** Written task **
Find and return each line containing "сайд".

Dataset items:
[BEGIN]
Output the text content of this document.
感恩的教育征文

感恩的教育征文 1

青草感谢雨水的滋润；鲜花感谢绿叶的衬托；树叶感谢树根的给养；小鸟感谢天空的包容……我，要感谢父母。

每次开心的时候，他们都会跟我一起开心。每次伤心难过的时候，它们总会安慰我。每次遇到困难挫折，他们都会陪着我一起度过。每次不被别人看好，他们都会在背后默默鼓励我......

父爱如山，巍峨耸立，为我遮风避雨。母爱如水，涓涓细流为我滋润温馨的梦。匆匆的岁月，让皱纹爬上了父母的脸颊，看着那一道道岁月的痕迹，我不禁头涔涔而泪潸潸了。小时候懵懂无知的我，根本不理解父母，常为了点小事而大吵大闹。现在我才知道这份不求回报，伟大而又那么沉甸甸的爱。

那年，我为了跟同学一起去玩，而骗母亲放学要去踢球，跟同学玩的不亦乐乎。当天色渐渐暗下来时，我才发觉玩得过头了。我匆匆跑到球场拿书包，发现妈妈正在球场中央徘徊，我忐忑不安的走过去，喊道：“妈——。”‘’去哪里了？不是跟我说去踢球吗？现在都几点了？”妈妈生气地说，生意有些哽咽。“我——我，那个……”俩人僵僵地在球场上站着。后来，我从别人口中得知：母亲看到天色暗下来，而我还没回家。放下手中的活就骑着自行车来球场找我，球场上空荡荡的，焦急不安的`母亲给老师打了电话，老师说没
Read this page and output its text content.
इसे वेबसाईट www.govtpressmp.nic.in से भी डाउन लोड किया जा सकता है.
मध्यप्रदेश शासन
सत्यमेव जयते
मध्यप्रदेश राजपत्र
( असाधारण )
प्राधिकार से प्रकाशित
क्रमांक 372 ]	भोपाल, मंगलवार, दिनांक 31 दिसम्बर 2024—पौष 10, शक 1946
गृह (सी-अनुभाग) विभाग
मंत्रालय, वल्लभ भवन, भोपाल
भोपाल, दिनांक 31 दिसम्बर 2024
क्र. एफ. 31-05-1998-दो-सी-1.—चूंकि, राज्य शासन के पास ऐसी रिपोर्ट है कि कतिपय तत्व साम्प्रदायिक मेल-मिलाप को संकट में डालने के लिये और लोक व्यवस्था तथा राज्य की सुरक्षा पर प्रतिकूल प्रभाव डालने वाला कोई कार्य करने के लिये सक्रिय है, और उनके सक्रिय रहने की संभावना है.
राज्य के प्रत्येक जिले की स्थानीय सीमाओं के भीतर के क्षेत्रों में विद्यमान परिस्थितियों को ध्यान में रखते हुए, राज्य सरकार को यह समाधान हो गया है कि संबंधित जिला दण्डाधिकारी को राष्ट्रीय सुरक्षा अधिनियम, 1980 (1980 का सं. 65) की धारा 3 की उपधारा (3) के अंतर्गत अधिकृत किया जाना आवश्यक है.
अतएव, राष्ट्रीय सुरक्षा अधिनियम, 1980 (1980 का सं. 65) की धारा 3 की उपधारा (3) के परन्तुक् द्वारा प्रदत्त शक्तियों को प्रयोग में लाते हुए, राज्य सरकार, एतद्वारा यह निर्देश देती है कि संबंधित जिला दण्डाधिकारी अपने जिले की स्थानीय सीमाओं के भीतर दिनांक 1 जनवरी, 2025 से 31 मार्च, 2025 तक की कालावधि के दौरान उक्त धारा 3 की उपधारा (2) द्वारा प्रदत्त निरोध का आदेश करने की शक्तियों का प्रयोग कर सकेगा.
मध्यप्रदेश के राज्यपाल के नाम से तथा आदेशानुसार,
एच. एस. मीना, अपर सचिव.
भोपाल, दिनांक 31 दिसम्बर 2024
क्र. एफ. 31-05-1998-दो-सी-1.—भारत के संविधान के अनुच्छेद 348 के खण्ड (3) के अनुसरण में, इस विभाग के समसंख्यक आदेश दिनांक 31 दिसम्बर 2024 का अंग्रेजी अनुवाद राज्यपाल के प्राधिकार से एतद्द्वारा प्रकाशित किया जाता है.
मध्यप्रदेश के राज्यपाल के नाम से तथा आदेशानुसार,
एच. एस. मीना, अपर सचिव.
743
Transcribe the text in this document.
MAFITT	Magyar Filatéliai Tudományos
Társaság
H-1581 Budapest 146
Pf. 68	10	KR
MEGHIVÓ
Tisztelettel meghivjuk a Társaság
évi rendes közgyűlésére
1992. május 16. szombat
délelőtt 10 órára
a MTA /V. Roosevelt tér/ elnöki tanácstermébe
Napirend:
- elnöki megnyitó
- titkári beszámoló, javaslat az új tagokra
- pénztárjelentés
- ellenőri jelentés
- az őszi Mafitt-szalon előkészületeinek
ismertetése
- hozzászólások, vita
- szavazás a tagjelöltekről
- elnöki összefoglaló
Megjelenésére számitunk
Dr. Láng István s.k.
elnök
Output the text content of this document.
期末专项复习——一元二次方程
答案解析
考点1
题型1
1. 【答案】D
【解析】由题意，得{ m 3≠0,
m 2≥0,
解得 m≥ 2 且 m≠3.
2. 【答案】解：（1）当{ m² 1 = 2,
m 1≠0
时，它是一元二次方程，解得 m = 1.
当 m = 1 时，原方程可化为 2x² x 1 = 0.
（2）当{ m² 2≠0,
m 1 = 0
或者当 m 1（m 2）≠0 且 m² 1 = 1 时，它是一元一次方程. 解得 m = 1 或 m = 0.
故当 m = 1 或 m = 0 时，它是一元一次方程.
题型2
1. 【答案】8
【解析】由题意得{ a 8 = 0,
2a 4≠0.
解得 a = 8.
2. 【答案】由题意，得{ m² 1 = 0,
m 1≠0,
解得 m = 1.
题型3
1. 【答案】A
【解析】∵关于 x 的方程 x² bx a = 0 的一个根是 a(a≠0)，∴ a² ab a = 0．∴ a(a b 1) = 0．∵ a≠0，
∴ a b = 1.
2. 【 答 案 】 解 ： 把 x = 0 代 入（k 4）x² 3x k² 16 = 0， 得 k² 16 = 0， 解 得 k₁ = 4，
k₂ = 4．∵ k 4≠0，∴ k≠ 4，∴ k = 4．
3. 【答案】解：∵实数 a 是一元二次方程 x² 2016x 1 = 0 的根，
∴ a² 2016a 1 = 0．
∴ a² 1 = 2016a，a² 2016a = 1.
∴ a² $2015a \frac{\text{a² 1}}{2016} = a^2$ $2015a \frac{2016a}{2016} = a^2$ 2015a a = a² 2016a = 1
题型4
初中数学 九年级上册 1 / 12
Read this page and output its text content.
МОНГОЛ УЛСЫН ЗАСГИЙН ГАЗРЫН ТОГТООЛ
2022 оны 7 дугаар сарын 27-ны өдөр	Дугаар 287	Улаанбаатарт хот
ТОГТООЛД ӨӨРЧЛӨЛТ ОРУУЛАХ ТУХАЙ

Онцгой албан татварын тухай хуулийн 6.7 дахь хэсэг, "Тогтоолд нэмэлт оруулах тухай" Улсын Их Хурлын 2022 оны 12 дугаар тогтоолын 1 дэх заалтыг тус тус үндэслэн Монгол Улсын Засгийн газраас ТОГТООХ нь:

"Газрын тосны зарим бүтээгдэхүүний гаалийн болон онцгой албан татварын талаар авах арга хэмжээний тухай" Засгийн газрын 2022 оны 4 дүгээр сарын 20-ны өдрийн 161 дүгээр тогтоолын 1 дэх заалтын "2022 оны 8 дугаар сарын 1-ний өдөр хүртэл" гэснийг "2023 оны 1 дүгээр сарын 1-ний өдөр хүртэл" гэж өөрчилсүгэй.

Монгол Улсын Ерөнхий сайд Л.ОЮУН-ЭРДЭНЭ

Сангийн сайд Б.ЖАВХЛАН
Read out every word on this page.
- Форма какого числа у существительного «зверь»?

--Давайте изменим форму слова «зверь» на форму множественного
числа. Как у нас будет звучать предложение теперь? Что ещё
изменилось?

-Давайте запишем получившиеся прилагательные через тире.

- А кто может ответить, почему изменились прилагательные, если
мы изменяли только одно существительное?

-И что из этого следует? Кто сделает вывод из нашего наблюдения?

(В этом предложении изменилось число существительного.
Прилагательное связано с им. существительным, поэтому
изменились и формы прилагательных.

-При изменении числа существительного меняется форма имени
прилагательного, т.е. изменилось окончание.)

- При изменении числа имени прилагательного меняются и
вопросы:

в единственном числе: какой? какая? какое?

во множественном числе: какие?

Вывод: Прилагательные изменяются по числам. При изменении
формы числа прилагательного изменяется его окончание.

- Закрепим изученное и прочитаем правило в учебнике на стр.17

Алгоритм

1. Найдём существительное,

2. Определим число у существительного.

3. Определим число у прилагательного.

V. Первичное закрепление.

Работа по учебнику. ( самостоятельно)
[END]
** Exercise output **
Монгол Улсын Ерөнхий сайд Л.ОЮУН-ЭРДЭНЭ
Сангийн сайд Б.ЖАВХЛАН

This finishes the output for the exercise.